• **PROBLEM REQUIREMENTS**: Transcribe the records below in full; pictures stay out of the copy.

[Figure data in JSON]
┄┄┄┄┄┄

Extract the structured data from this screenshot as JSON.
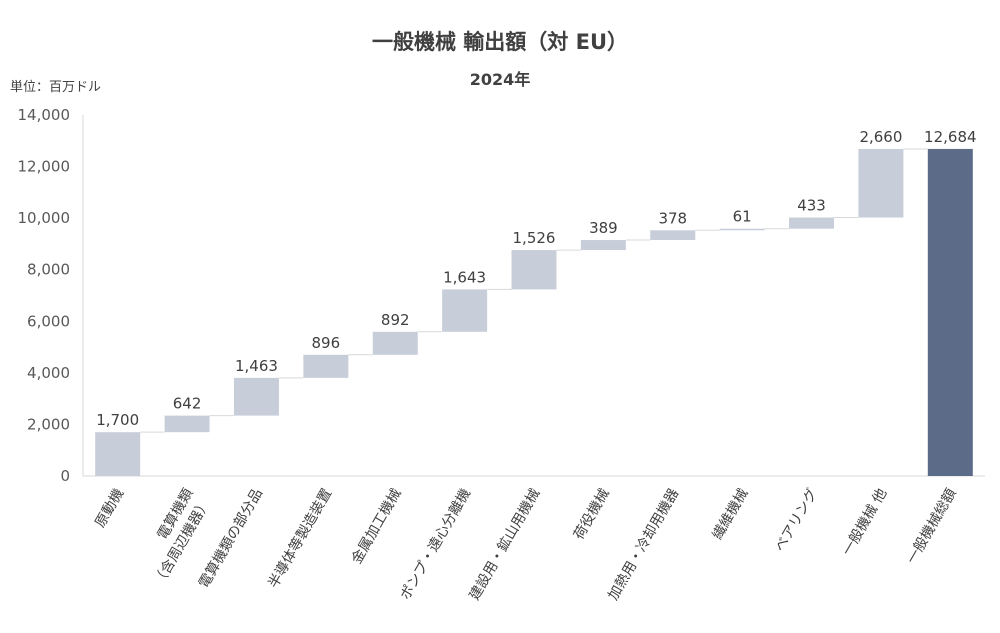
{
  "title": "一般機械 輸出額（対 EU）",
  "subtitle": "2024年",
  "unit_label": "単位：百万ドル",
  "chart_data": {
    "type": "bar",
    "subtype": "waterfall",
    "title": "一般機械 輸出額（対 EU）",
    "subtitle": "2024年",
    "ylabel": "単位：百万ドル",
    "ylim": [
      0,
      14000
    ],
    "yticks": [
      "0",
      "2,000",
      "4,000",
      "6,000",
      "8,000",
      "10,000",
      "12,000",
      "14,000"
    ],
    "grid": false,
    "categories": [
      "原動機",
      "電算機類\n（含周辺機器）",
      "電算機類の部分品",
      "半導体等製造装置",
      "金属加工機械",
      "ポンプ・遠心分離機",
      "建設用・鉱山用機械",
      "荷役機械",
      "加熱用・冷却用機器",
      "繊維機械",
      "ベアリング",
      "一般機械 他",
      "一般機械総額"
    ],
    "values": [
      1700,
      642,
      1463,
      896,
      892,
      1643,
      1526,
      389,
      378,
      61,
      433,
      2660,
      12684
    ],
    "value_labels": [
      "1,700",
      "642",
      "1,463",
      "896",
      "892",
      "1,643",
      "1,526",
      "389",
      "378",
      "61",
      "433",
      "2,660",
      "12,684"
    ],
    "total_index": 12,
    "colors": {
      "increment": "#C8CED9",
      "total": "#5B6B88",
      "axis": "#D9D9D9"
    }
  }
}
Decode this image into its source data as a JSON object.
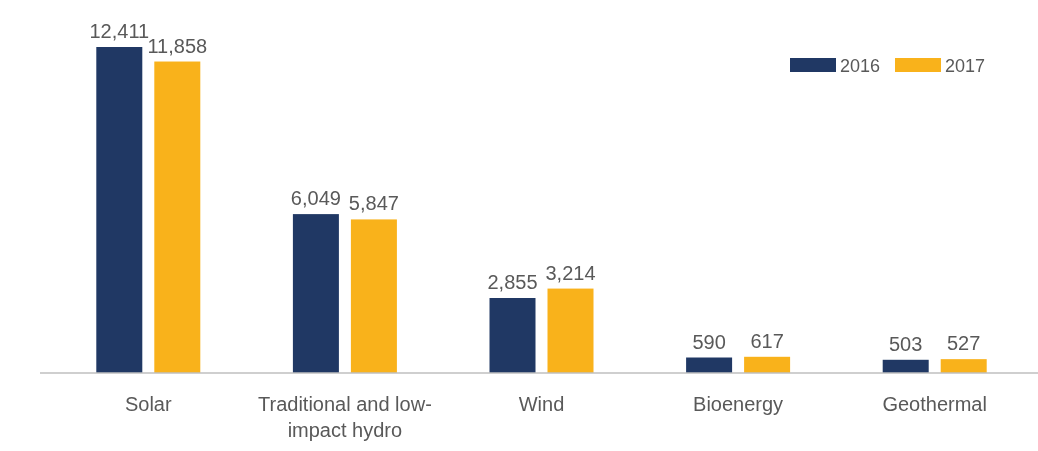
{
  "chart_data": {
    "type": "bar",
    "categories": [
      "Solar",
      "Traditional and low-impact hydro",
      "Wind",
      "Bioenergy",
      "Geothermal"
    ],
    "series": [
      {
        "name": "2016",
        "color": "#203864",
        "values": [
          12411,
          6049,
          2855,
          590,
          503
        ],
        "value_labels": [
          "12,411",
          "6,049",
          "2,855",
          "590",
          "503"
        ]
      },
      {
        "name": "2017",
        "color": "#f9b21b",
        "values": [
          11858,
          5847,
          3214,
          617,
          527
        ],
        "value_labels": [
          "11,858",
          "5,847",
          "3,214",
          "617",
          "527"
        ]
      }
    ],
    "legend": "top right"
  }
}
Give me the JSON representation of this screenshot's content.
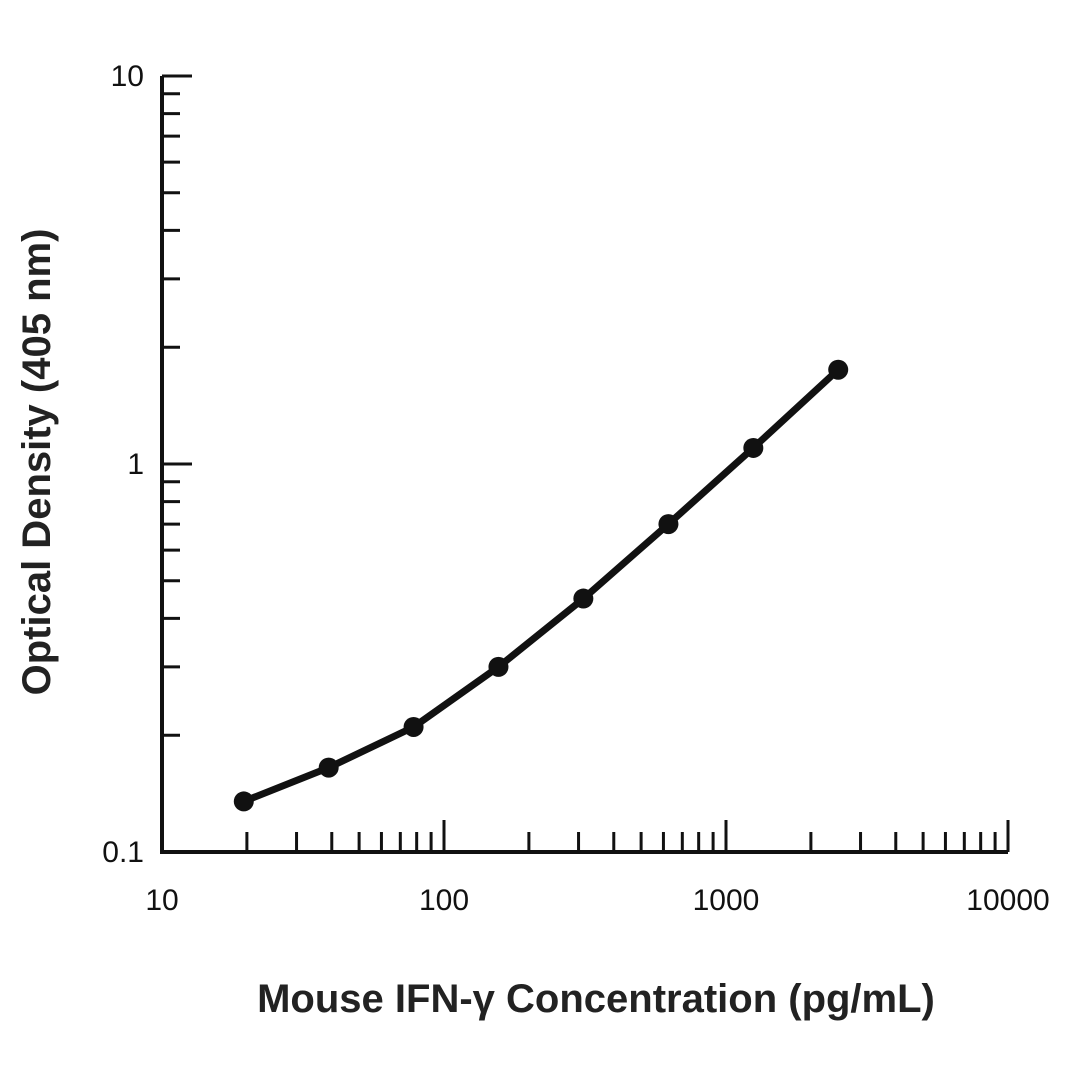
{
  "chart_data": {
    "type": "line",
    "title": "",
    "xlabel": "Mouse IFN-γ Concentration (pg/mL)",
    "ylabel": "Optical Density (405 nm)",
    "x_scale": "log",
    "y_scale": "log",
    "xlim": [
      10,
      10000
    ],
    "ylim": [
      0.1,
      10
    ],
    "x_ticks": [
      "10",
      "100",
      "1000",
      "10000"
    ],
    "y_ticks": [
      "0.1",
      "1",
      "10"
    ],
    "grid": false,
    "line_color": "#111111",
    "series": [
      {
        "x": [
          19.5,
          39,
          78,
          156,
          312,
          625,
          1250,
          2500
        ],
        "y": [
          0.135,
          0.165,
          0.21,
          0.3,
          0.45,
          0.7,
          1.1,
          1.75
        ]
      }
    ]
  }
}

┄┄┄┄┄┄

• **RESULT**:
Extract the structured data from this screenshot as JSON.
{
  "title": "一般機械 輸出額（対 EU）",
  "subtitle": "2024年",
  "unit_label": "単位：百万ドル",
  "chart_data": {
    "type": "bar",
    "subtype": "waterfall",
    "title": "一般機械 輸出額（対 EU）",
    "subtitle": "2024年",
    "ylabel": "単位：百万ドル",
    "ylim": [
      0,
      14000
    ],
    "yticks": [
      "0",
      "2,000",
      "4,000",
      "6,000",
      "8,000",
      "10,000",
      "12,000",
      "14,000"
    ],
    "grid": false,
    "categories": [
      "原動機",
      "電算機類\n（含周辺機器）",
      "電算機類の部分品",
      "半導体等製造装置",
      "金属加工機械",
      "ポンプ・遠心分離機",
      "建設用・鉱山用機械",
      "荷役機械",
      "加熱用・冷却用機器",
      "繊維機械",
      "ベアリング",
      "一般機械 他",
      "一般機械総額"
    ],
    "values": [
      1700,
      642,
      1463,
      896,
      892,
      1643,
      1526,
      389,
      378,
      61,
      433,
      2660,
      12684
    ],
    "value_labels": [
      "1,700",
      "642",
      "1,463",
      "896",
      "892",
      "1,643",
      "1,526",
      "389",
      "378",
      "61",
      "433",
      "2,660",
      "12,684"
    ],
    "total_index": 12,
    "colors": {
      "increment": "#C8CED9",
      "total": "#5B6B88",
      "axis": "#D9D9D9"
    }
  }
}
Decode this image into its source data as a JSON object.
{
  "chart_data": {
    "type": "bar",
    "categories": [
      "Solar",
      "Traditional and low-impact hydro",
      "Wind",
      "Bioenergy",
      "Geothermal"
    ],
    "series": [
      {
        "name": "2016",
        "color": "#203864",
        "values": [
          12411,
          6049,
          2855,
          590,
          503
        ],
        "value_labels": [
          "12,411",
          "6,049",
          "2,855",
          "590",
          "503"
        ]
      },
      {
        "name": "2017",
        "color": "#f9b21b",
        "values": [
          11858,
          5847,
          3214,
          617,
          527
        ],
        "value_labels": [
          "11,858",
          "5,847",
          "3,214",
          "617",
          "527"
        ]
      }
    ],
    "legend": "top right"
  }
}
Give me the JSON representation of this screenshot's content.
{
  "chart_data": {
    "type": "line",
    "title": "",
    "xlabel": "Mouse IFN-γ Concentration (pg/mL)",
    "ylabel": "Optical Density (405 nm)",
    "x_scale": "log",
    "y_scale": "log",
    "xlim": [
      10,
      10000
    ],
    "ylim": [
      0.1,
      10
    ],
    "x_ticks": [
      "10",
      "100",
      "1000",
      "10000"
    ],
    "y_ticks": [
      "0.1",
      "1",
      "10"
    ],
    "grid": false,
    "line_color": "#111111",
    "series": [
      {
        "x": [
          19.5,
          39,
          78,
          156,
          312,
          625,
          1250,
          2500
        ],
        "y": [
          0.135,
          0.165,
          0.21,
          0.3,
          0.45,
          0.7,
          1.1,
          1.75
        ]
      }
    ]
  }
}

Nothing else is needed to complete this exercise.